> [Data supplied]
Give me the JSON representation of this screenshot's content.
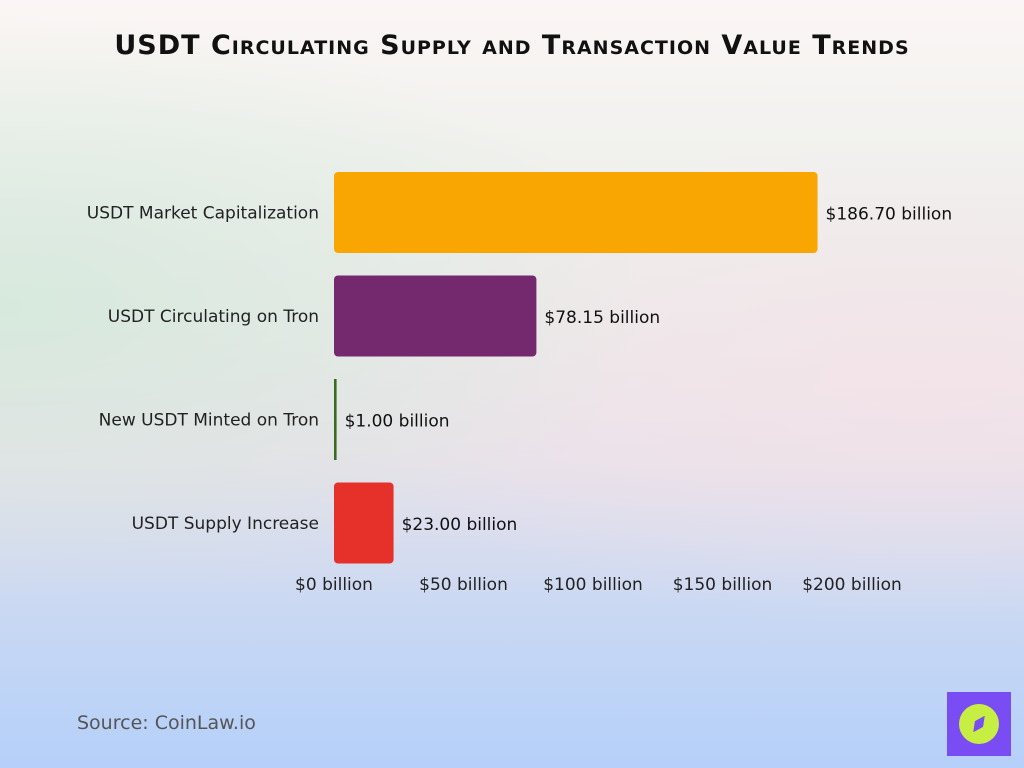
{
  "chart_data": {
    "type": "bar",
    "orientation": "horizontal",
    "title": "USDT Circulating Supply and Transaction Value Trends",
    "categories": [
      "USDT Market Capitalization",
      "USDT Circulating on Tron",
      "New USDT Minted on Tron",
      "USDT Supply Increase"
    ],
    "values": [
      186.7,
      78.15,
      1.0,
      23.0
    ],
    "data_labels": [
      "$186.70 billion",
      "$78.15 billion",
      "$1.00 billion",
      "$23.00 billion"
    ],
    "colors": [
      "#f9a602",
      "#74296f",
      "#3b6b1e",
      "#e6302a"
    ],
    "xlim": [
      0,
      200
    ],
    "x_ticks": [
      0,
      50,
      100,
      150,
      200
    ],
    "x_tick_labels": [
      "$0 billion",
      "$50 billion",
      "$100 billion",
      "$150 billion",
      "$200 billion"
    ],
    "xlabel": "",
    "ylabel": "",
    "grid": false,
    "legend": "none"
  },
  "source": "Source: CoinLaw.io",
  "logo": {
    "icon": "compass-icon",
    "bg": "#7a4cf4",
    "fg": "#c7ee43"
  }
}
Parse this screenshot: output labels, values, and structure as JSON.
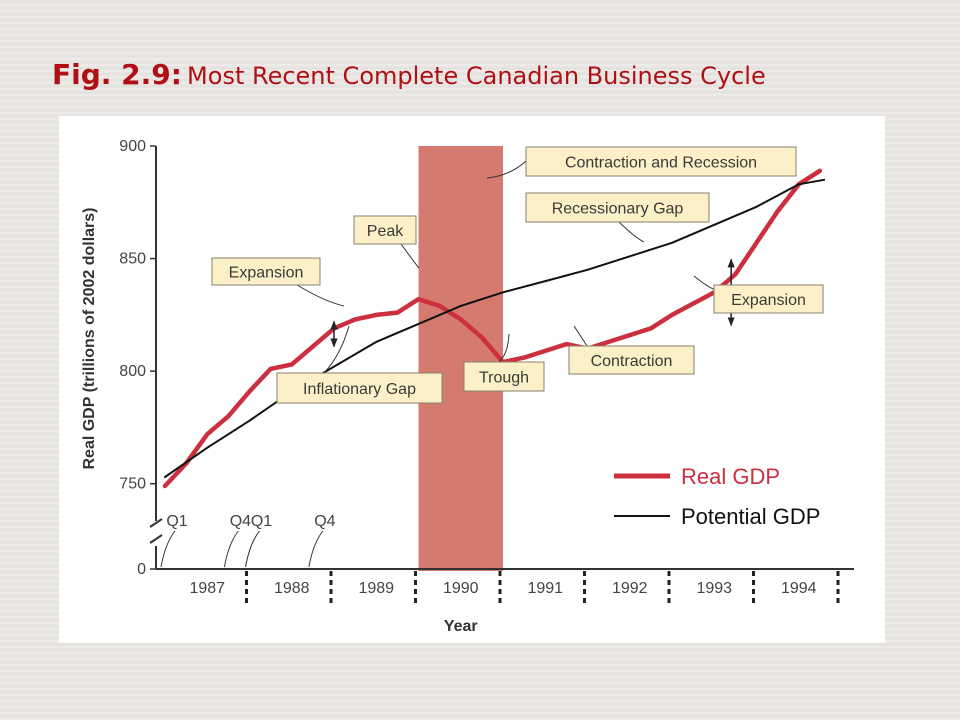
{
  "slide": {
    "fig_label": "Fig. 2.9:",
    "title": "Most Recent Complete Canadian Business Cycle"
  },
  "colors": {
    "title": "#b01015",
    "real_gdp": "#cc2f3e",
    "potential_gdp": "#111111",
    "recession_band": "#d47a6e",
    "callout_fill": "#fbf0c8"
  },
  "chart_data": {
    "type": "line",
    "xlabel": "Year",
    "ylabel": "Real GDP (trillions of 2002 dollars)",
    "y_ticks": [
      0,
      750,
      800,
      850,
      900
    ],
    "y_range": [
      725,
      900
    ],
    "y_axis_break": true,
    "years": [
      "1987",
      "1988",
      "1989",
      "1990",
      "1991",
      "1992",
      "1993",
      "1994"
    ],
    "quarter_labels": [
      {
        "label": "Q1",
        "x": 1987.0
      },
      {
        "label": "Q4",
        "x": 1987.75
      },
      {
        "label": "Q1",
        "x": 1988.0
      },
      {
        "label": "Q4",
        "x": 1988.75
      }
    ],
    "recession_shading": {
      "label": "Contraction and Recession",
      "x_start": 1990.0,
      "x_end": 1991.0
    },
    "series": [
      {
        "name": "Real GDP",
        "color": "#cc2f3e",
        "points": [
          [
            1987.0,
            749
          ],
          [
            1987.25,
            759
          ],
          [
            1987.5,
            772
          ],
          [
            1987.75,
            780
          ],
          [
            1988.0,
            791
          ],
          [
            1988.25,
            801
          ],
          [
            1988.5,
            803
          ],
          [
            1988.75,
            811
          ],
          [
            1989.0,
            819
          ],
          [
            1989.25,
            823
          ],
          [
            1989.5,
            825
          ],
          [
            1989.75,
            826
          ],
          [
            1990.0,
            832
          ],
          [
            1990.25,
            829
          ],
          [
            1990.5,
            823
          ],
          [
            1990.75,
            815
          ],
          [
            1991.0,
            804
          ],
          [
            1991.25,
            806
          ],
          [
            1991.5,
            809
          ],
          [
            1991.75,
            812
          ],
          [
            1992.0,
            810
          ],
          [
            1992.25,
            813
          ],
          [
            1992.5,
            816
          ],
          [
            1992.75,
            819
          ],
          [
            1993.0,
            825
          ],
          [
            1993.25,
            830
          ],
          [
            1993.5,
            835
          ],
          [
            1993.75,
            843
          ],
          [
            1994.0,
            857
          ],
          [
            1994.25,
            871
          ],
          [
            1994.5,
            883
          ],
          [
            1994.75,
            889
          ]
        ]
      },
      {
        "name": "Potential GDP",
        "color": "#111111",
        "points": [
          [
            1987.0,
            753
          ],
          [
            1987.5,
            766
          ],
          [
            1988.0,
            778
          ],
          [
            1988.5,
            791
          ],
          [
            1989.0,
            802
          ],
          [
            1989.5,
            813
          ],
          [
            1990.0,
            821
          ],
          [
            1990.5,
            829
          ],
          [
            1991.0,
            835
          ],
          [
            1991.5,
            840
          ],
          [
            1992.0,
            845
          ],
          [
            1992.5,
            851
          ],
          [
            1993.0,
            857
          ],
          [
            1993.5,
            865
          ],
          [
            1994.0,
            873
          ],
          [
            1994.5,
            883
          ],
          [
            1994.8,
            885
          ]
        ]
      }
    ],
    "annotations": [
      {
        "id": "expansion-1",
        "text": "Expansion",
        "target": [
          1988.9,
          813
        ]
      },
      {
        "id": "peak",
        "text": "Peak",
        "target": [
          1990.0,
          832
        ]
      },
      {
        "id": "inflationary-gap",
        "text": "Inflationary Gap",
        "target": [
          1989.0,
          810
        ]
      },
      {
        "id": "trough",
        "text": "Trough",
        "target": [
          1991.0,
          804
        ]
      },
      {
        "id": "contraction",
        "text": "Contraction",
        "target": [
          1991.85,
          811
        ]
      },
      {
        "id": "recessionary-gap",
        "text": "Recessionary Gap",
        "target": [
          1992.85,
          847
        ]
      },
      {
        "id": "expansion-2",
        "text": "Expansion",
        "target": [
          1993.9,
          845
        ]
      },
      {
        "id": "contraction-recession",
        "text": "Contraction and Recession",
        "target": [
          1990.65,
          875
        ]
      }
    ],
    "legend": {
      "position": "bottom-right",
      "entries": [
        "Real GDP",
        "Potential GDP"
      ]
    }
  }
}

> [Problem to work on] Pictures don't belong in the copy. Transcribe every record exactly as it appears.

> [Complete answer]
Give me the JSON representation of this screenshot's content.
{
  "chart_data": {
    "type": "bar",
    "orientation": "horizontal",
    "title": "USDT Circulating Supply and Transaction Value Trends",
    "categories": [
      "USDT Market Capitalization",
      "USDT Circulating on Tron",
      "New USDT Minted on Tron",
      "USDT Supply Increase"
    ],
    "values": [
      186.7,
      78.15,
      1.0,
      23.0
    ],
    "data_labels": [
      "$186.70 billion",
      "$78.15 billion",
      "$1.00 billion",
      "$23.00 billion"
    ],
    "colors": [
      "#f9a602",
      "#74296f",
      "#3b6b1e",
      "#e6302a"
    ],
    "xlim": [
      0,
      200
    ],
    "x_ticks": [
      0,
      50,
      100,
      150,
      200
    ],
    "x_tick_labels": [
      "$0 billion",
      "$50 billion",
      "$100 billion",
      "$150 billion",
      "$200 billion"
    ],
    "xlabel": "",
    "ylabel": "",
    "grid": false,
    "legend": "none"
  },
  "source": "Source: CoinLaw.io",
  "logo": {
    "icon": "compass-icon",
    "bg": "#7a4cf4",
    "fg": "#c7ee43"
  }
}
Parse this screenshot: output labels, values, and structure as JSON.
{
  "slide": {
    "fig_label": "Fig. 2.9:",
    "title": "Most Recent Complete Canadian Business Cycle"
  },
  "colors": {
    "title": "#b01015",
    "real_gdp": "#cc2f3e",
    "potential_gdp": "#111111",
    "recession_band": "#d47a6e",
    "callout_fill": "#fbf0c8"
  },
  "chart_data": {
    "type": "line",
    "xlabel": "Year",
    "ylabel": "Real GDP (trillions of 2002 dollars)",
    "y_ticks": [
      0,
      750,
      800,
      850,
      900
    ],
    "y_range": [
      725,
      900
    ],
    "y_axis_break": true,
    "years": [
      "1987",
      "1988",
      "1989",
      "1990",
      "1991",
      "1992",
      "1993",
      "1994"
    ],
    "quarter_labels": [
      {
        "label": "Q1",
        "x": 1987.0
      },
      {
        "label": "Q4",
        "x": 1987.75
      },
      {
        "label": "Q1",
        "x": 1988.0
      },
      {
        "label": "Q4",
        "x": 1988.75
      }
    ],
    "recession_shading": {
      "label": "Contraction and Recession",
      "x_start": 1990.0,
      "x_end": 1991.0
    },
    "series": [
      {
        "name": "Real GDP",
        "color": "#cc2f3e",
        "points": [
          [
            1987.0,
            749
          ],
          [
            1987.25,
            759
          ],
          [
            1987.5,
            772
          ],
          [
            1987.75,
            780
          ],
          [
            1988.0,
            791
          ],
          [
            1988.25,
            801
          ],
          [
            1988.5,
            803
          ],
          [
            1988.75,
            811
          ],
          [
            1989.0,
            819
          ],
          [
            1989.25,
            823
          ],
          [
            1989.5,
            825
          ],
          [
            1989.75,
            826
          ],
          [
            1990.0,
            832
          ],
          [
            1990.25,
            829
          ],
          [
            1990.5,
            823
          ],
          [
            1990.75,
            815
          ],
          [
            1991.0,
            804
          ],
          [
            1991.25,
            806
          ],
          [
            1991.5,
            809
          ],
          [
            1991.75,
            812
          ],
          [
            1992.0,
            810
          ],
          [
            1992.25,
            813
          ],
          [
            1992.5,
            816
          ],
          [
            1992.75,
            819
          ],
          [
            1993.0,
            825
          ],
          [
            1993.25,
            830
          ],
          [
            1993.5,
            835
          ],
          [
            1993.75,
            843
          ],
          [
            1994.0,
            857
          ],
          [
            1994.25,
            871
          ],
          [
            1994.5,
            883
          ],
          [
            1994.75,
            889
          ]
        ]
      },
      {
        "name": "Potential GDP",
        "color": "#111111",
        "points": [
          [
            1987.0,
            753
          ],
          [
            1987.5,
            766
          ],
          [
            1988.0,
            778
          ],
          [
            1988.5,
            791
          ],
          [
            1989.0,
            802
          ],
          [
            1989.5,
            813
          ],
          [
            1990.0,
            821
          ],
          [
            1990.5,
            829
          ],
          [
            1991.0,
            835
          ],
          [
            1991.5,
            840
          ],
          [
            1992.0,
            845
          ],
          [
            1992.5,
            851
          ],
          [
            1993.0,
            857
          ],
          [
            1993.5,
            865
          ],
          [
            1994.0,
            873
          ],
          [
            1994.5,
            883
          ],
          [
            1994.8,
            885
          ]
        ]
      }
    ],
    "annotations": [
      {
        "id": "expansion-1",
        "text": "Expansion",
        "target": [
          1988.9,
          813
        ]
      },
      {
        "id": "peak",
        "text": "Peak",
        "target": [
          1990.0,
          832
        ]
      },
      {
        "id": "inflationary-gap",
        "text": "Inflationary Gap",
        "target": [
          1989.0,
          810
        ]
      },
      {
        "id": "trough",
        "text": "Trough",
        "target": [
          1991.0,
          804
        ]
      },
      {
        "id": "contraction",
        "text": "Contraction",
        "target": [
          1991.85,
          811
        ]
      },
      {
        "id": "recessionary-gap",
        "text": "Recessionary Gap",
        "target": [
          1992.85,
          847
        ]
      },
      {
        "id": "expansion-2",
        "text": "Expansion",
        "target": [
          1993.9,
          845
        ]
      },
      {
        "id": "contraction-recession",
        "text": "Contraction and Recession",
        "target": [
          1990.65,
          875
        ]
      }
    ],
    "legend": {
      "position": "bottom-right",
      "entries": [
        "Real GDP",
        "Potential GDP"
      ]
    }
  }
}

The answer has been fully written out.